WHAT TO WORK ON: Which lines hold the string "Industry"? Copy every one of them.

(Dataset listings of figures)
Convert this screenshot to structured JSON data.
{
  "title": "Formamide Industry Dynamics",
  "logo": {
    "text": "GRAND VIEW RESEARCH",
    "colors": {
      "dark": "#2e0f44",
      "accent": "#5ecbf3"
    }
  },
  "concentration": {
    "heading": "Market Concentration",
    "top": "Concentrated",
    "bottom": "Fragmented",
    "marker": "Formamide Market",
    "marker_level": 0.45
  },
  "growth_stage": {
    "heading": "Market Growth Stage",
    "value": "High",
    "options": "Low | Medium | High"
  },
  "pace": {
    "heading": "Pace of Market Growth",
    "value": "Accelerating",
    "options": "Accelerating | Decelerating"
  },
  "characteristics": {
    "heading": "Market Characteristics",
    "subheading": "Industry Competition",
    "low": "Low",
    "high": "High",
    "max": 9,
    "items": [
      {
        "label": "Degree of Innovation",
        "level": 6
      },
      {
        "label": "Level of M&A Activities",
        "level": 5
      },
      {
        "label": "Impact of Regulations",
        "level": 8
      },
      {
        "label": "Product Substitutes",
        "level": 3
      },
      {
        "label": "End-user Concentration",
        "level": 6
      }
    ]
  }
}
...
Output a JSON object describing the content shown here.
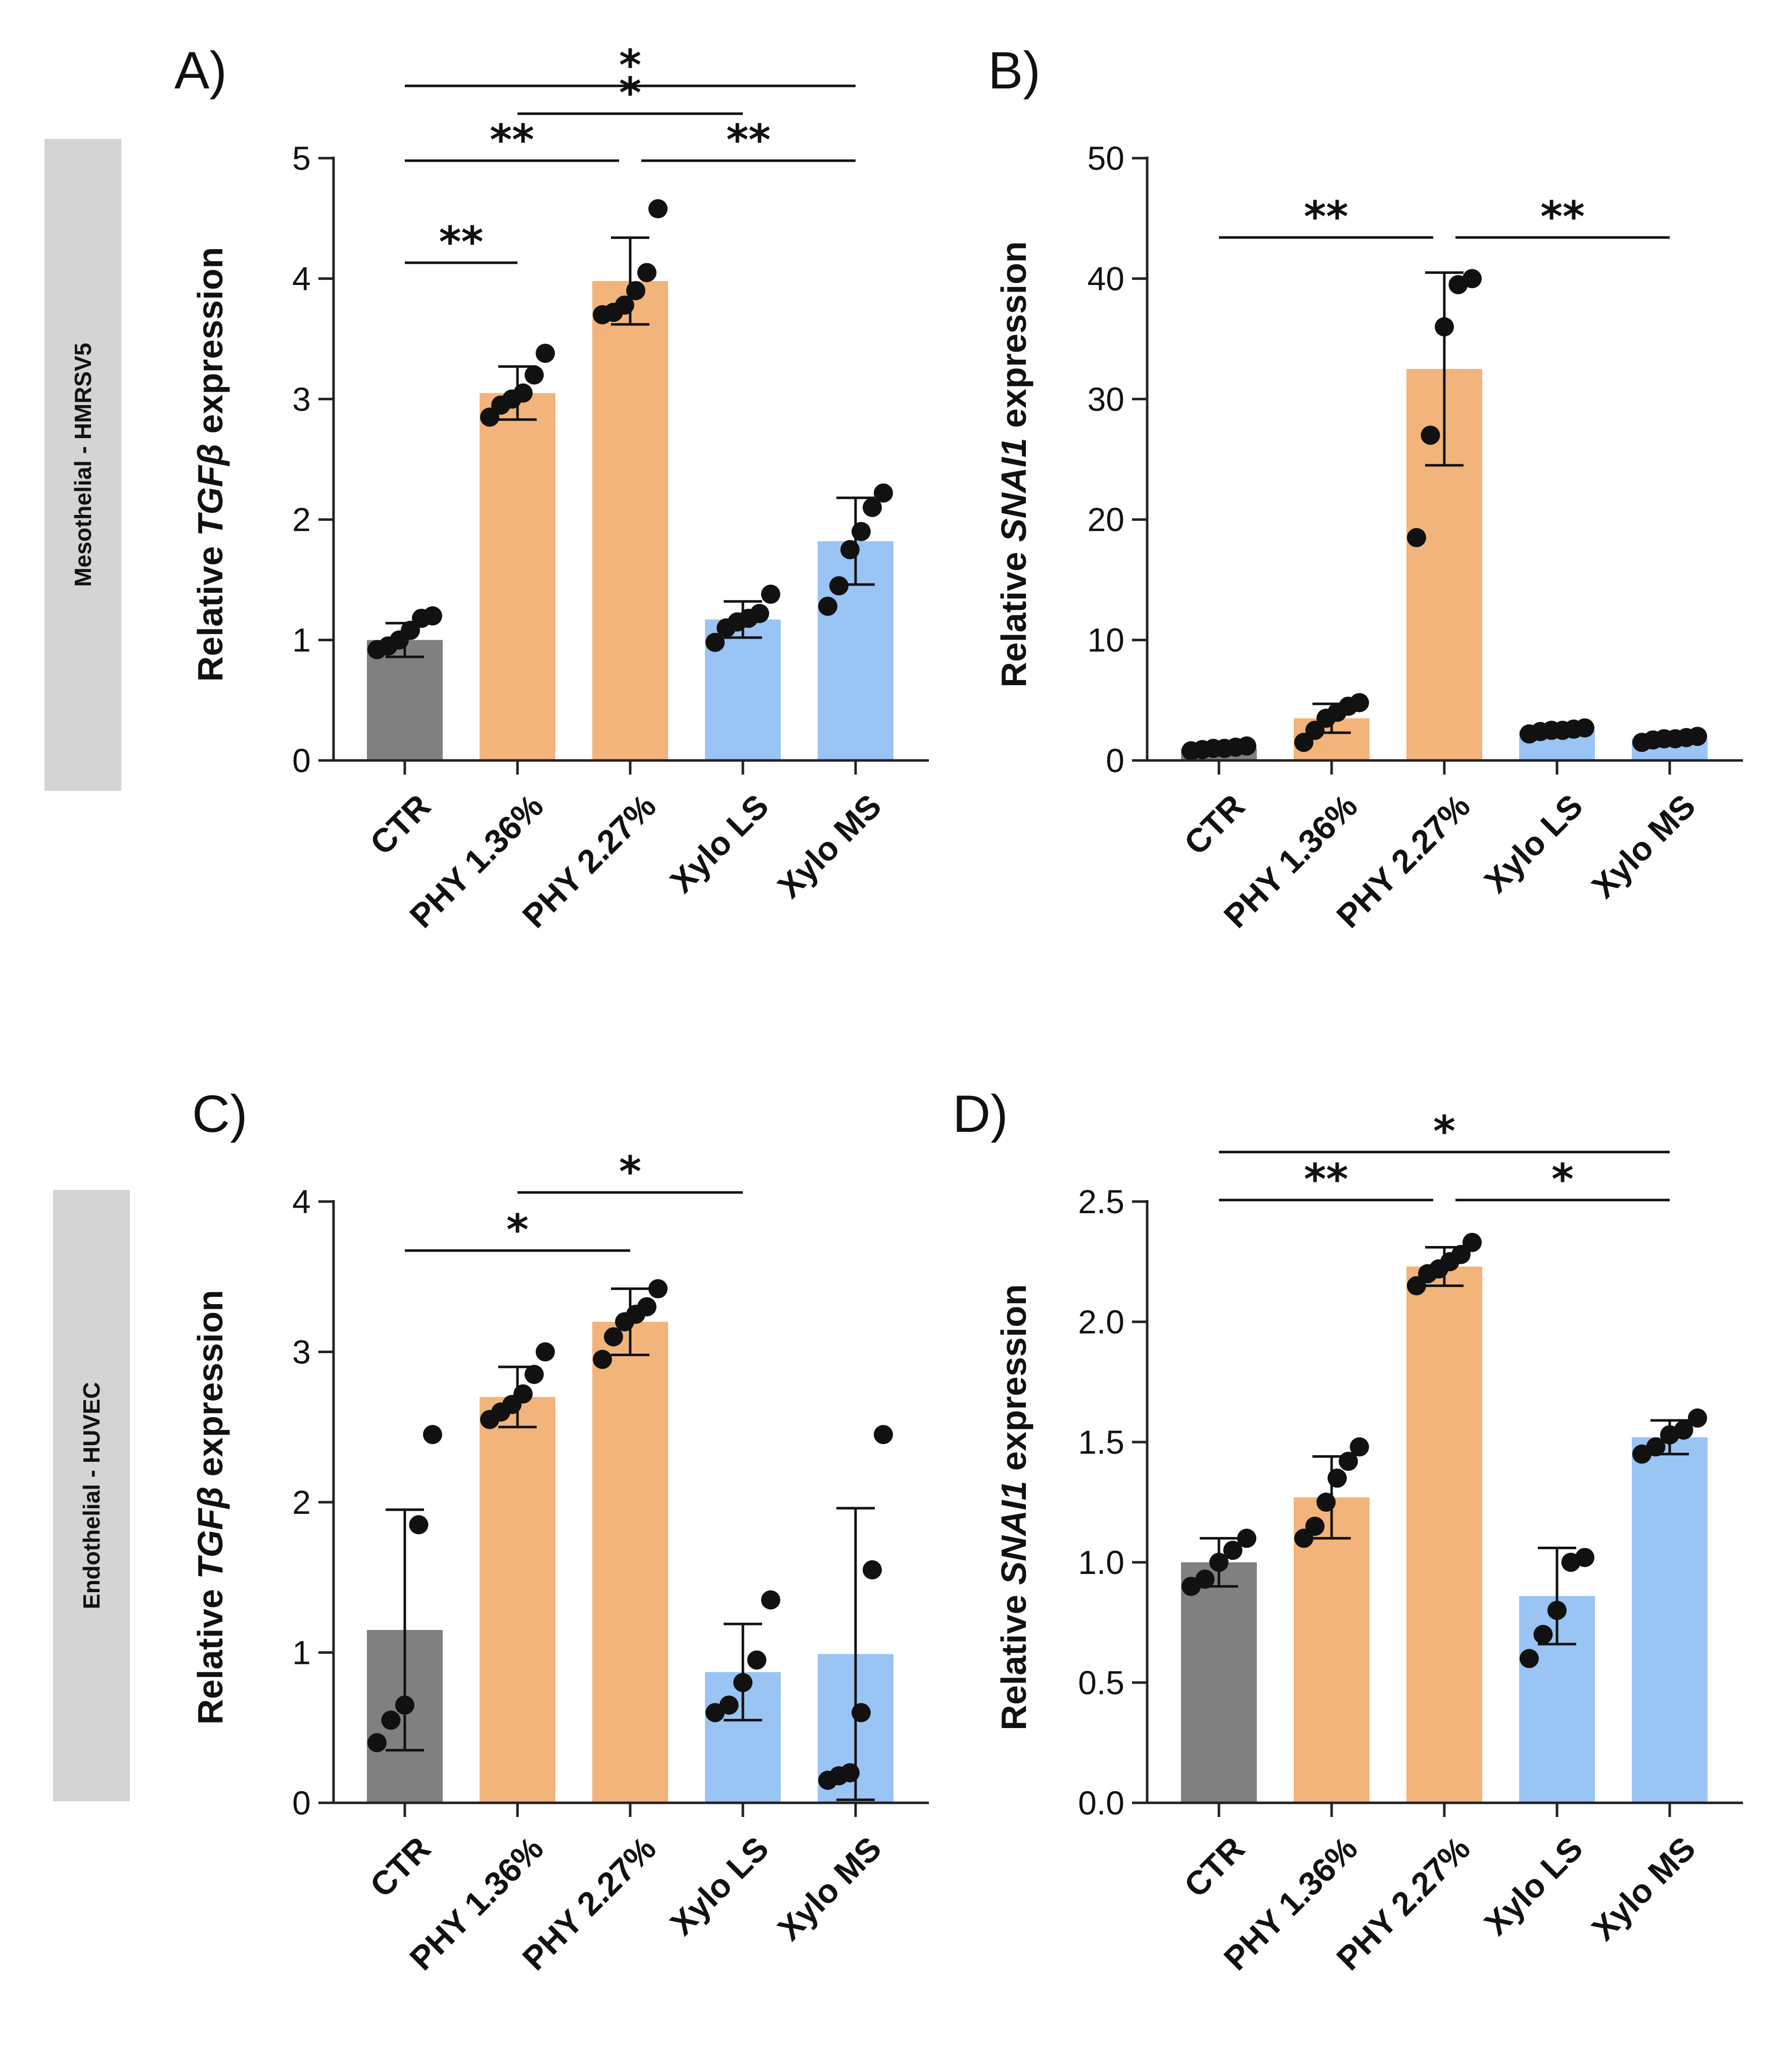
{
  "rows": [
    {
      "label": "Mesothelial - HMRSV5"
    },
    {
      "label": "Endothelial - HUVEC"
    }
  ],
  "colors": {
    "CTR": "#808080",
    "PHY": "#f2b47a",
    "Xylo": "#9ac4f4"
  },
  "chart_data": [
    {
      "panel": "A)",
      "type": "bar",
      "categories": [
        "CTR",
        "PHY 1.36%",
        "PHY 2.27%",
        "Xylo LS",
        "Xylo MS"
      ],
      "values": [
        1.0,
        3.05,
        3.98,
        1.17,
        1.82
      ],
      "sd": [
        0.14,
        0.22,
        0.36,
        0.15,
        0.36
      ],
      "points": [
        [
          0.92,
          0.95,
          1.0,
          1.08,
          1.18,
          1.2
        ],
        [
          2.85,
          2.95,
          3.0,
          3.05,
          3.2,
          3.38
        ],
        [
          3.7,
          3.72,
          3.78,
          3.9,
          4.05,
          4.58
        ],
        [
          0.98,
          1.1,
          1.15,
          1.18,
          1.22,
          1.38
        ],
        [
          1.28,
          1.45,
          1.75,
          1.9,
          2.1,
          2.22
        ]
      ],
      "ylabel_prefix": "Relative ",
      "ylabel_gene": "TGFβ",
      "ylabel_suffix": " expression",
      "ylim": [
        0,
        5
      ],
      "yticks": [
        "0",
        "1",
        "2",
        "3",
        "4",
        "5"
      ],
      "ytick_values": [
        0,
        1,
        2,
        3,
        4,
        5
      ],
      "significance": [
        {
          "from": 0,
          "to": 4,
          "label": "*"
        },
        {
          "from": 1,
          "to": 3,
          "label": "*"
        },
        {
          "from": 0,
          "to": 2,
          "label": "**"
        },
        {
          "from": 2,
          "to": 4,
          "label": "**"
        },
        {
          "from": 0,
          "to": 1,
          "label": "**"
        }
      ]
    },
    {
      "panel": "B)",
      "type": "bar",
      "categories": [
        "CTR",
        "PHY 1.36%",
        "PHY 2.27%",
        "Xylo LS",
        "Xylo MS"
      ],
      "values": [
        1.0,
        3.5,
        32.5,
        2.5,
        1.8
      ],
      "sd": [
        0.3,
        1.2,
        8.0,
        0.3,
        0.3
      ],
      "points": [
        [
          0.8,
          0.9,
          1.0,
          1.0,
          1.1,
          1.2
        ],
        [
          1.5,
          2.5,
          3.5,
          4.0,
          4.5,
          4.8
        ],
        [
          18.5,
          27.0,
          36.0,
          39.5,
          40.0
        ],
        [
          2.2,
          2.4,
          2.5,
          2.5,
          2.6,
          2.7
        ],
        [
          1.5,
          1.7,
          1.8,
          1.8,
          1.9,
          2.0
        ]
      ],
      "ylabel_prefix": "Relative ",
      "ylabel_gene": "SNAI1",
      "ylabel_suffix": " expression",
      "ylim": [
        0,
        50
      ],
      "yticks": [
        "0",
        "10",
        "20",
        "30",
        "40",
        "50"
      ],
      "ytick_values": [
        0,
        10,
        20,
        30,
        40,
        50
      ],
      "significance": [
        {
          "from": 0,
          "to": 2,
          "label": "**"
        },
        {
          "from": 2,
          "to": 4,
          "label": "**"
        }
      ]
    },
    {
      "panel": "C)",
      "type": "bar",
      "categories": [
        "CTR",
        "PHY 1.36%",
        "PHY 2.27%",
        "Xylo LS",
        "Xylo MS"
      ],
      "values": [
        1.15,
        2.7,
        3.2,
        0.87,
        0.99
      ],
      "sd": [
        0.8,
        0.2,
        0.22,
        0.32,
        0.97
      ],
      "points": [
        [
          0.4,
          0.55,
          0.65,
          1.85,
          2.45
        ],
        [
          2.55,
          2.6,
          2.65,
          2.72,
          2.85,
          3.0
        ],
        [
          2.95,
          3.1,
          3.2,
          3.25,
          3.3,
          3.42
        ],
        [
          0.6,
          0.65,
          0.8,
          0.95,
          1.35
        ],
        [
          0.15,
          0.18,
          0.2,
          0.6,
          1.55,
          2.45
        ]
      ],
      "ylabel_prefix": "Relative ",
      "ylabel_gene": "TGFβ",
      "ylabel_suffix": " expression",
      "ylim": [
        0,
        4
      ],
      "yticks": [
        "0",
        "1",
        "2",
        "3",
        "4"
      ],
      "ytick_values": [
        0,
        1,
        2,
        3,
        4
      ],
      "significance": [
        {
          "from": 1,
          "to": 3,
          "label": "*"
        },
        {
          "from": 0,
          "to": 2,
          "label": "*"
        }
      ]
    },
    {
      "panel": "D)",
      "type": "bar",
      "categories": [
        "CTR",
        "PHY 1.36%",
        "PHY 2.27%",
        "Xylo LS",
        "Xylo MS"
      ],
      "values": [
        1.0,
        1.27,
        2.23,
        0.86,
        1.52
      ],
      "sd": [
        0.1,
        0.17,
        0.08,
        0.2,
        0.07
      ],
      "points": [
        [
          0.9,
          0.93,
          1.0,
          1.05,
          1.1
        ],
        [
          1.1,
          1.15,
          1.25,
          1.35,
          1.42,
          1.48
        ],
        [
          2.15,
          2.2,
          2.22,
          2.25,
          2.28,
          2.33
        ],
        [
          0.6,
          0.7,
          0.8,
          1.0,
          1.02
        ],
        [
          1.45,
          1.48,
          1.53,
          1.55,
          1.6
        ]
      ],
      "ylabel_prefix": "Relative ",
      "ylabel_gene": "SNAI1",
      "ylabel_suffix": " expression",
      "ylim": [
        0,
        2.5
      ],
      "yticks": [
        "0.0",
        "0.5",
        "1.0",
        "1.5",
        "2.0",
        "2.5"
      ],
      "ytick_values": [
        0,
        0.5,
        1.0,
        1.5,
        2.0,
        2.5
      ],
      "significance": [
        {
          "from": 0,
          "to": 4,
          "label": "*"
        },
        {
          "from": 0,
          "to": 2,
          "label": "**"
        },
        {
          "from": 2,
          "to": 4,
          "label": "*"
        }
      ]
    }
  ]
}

COMPLETE OUTPUT:
  "title": "Formamide Industry Dynamics",
    "subheading": "Industry Competition",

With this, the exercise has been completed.